▶ [STATED TASK]: Reproduce every record below exactly as written, leaving out any pictures.

(Saved data entries)

════════════════════

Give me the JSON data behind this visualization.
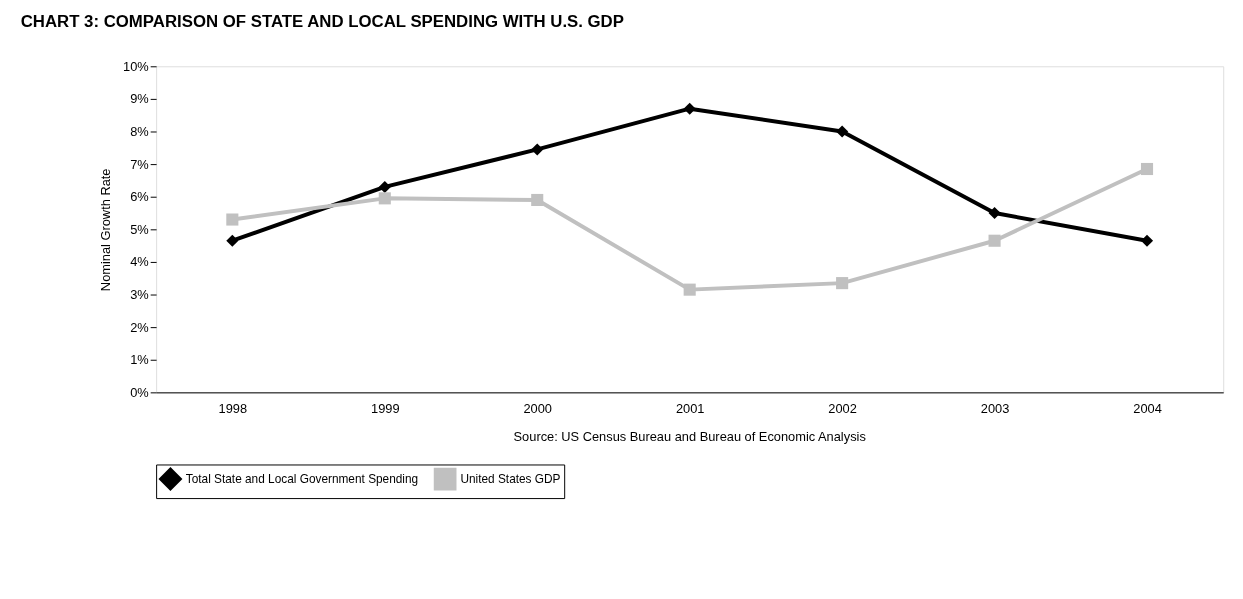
{
  "chart_data": {
    "type": "line",
    "title": "CHART 3:  COMPARISON OF STATE AND LOCAL SPENDING WITH U.S. GDP",
    "ylabel": "Nominal Growth Rate",
    "categories": [
      "1998",
      "1999",
      "2000",
      "2001",
      "2002",
      "2003",
      "2004"
    ],
    "series": [
      {
        "name": "Total State and Local Government Spending",
        "color": "#000000",
        "marker": "diamond",
        "values": [
          4.65,
          6.3,
          7.45,
          8.7,
          8.0,
          5.5,
          4.65
        ]
      },
      {
        "name": "United States GDP",
        "color": "#c0c0c0",
        "marker": "square",
        "values": [
          5.3,
          5.95,
          5.9,
          3.15,
          3.35,
          4.65,
          6.85
        ]
      }
    ],
    "ylim": [
      0,
      10
    ],
    "yticks": [
      {
        "value": 0,
        "label": "0%"
      },
      {
        "value": 1,
        "label": "1%"
      },
      {
        "value": 2,
        "label": "2%"
      },
      {
        "value": 3,
        "label": "3%"
      },
      {
        "value": 4,
        "label": "4%"
      },
      {
        "value": 5,
        "label": "5%"
      },
      {
        "value": 6,
        "label": "6%"
      },
      {
        "value": 7,
        "label": "7%"
      },
      {
        "value": 8,
        "label": "8%"
      },
      {
        "value": 9,
        "label": "9%"
      },
      {
        "value": 10,
        "label": "10%"
      }
    ],
    "annotations": [
      "Source:  US Census Bureau and Bureau of Economic Analysis"
    ],
    "grid": false,
    "legend": "bottom",
    "line_style": "solid"
  }
}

════════════════════

▶ [RIGHT ANSWER]:
Give me the JSON data behind this visualization.
{
  "chart_data": {
    "type": "line",
    "title": "CHART 3:  COMPARISON OF STATE AND LOCAL SPENDING WITH U.S. GDP",
    "ylabel": "Nominal Growth Rate",
    "categories": [
      "1998",
      "1999",
      "2000",
      "2001",
      "2002",
      "2003",
      "2004"
    ],
    "series": [
      {
        "name": "Total State and Local Government Spending",
        "color": "#000000",
        "marker": "diamond",
        "values": [
          4.65,
          6.3,
          7.45,
          8.7,
          8.0,
          5.5,
          4.65
        ]
      },
      {
        "name": "United States GDP",
        "color": "#c0c0c0",
        "marker": "square",
        "values": [
          5.3,
          5.95,
          5.9,
          3.15,
          3.35,
          4.65,
          6.85
        ]
      }
    ],
    "ylim": [
      0,
      10
    ],
    "yticks": [
      {
        "value": 0,
        "label": "0%"
      },
      {
        "value": 1,
        "label": "1%"
      },
      {
        "value": 2,
        "label": "2%"
      },
      {
        "value": 3,
        "label": "3%"
      },
      {
        "value": 4,
        "label": "4%"
      },
      {
        "value": 5,
        "label": "5%"
      },
      {
        "value": 6,
        "label": "6%"
      },
      {
        "value": 7,
        "label": "7%"
      },
      {
        "value": 8,
        "label": "8%"
      },
      {
        "value": 9,
        "label": "9%"
      },
      {
        "value": 10,
        "label": "10%"
      }
    ],
    "annotations": [
      "Source:  US Census Bureau and Bureau of Economic Analysis"
    ],
    "grid": false,
    "legend": "bottom",
    "line_style": "solid"
  }
}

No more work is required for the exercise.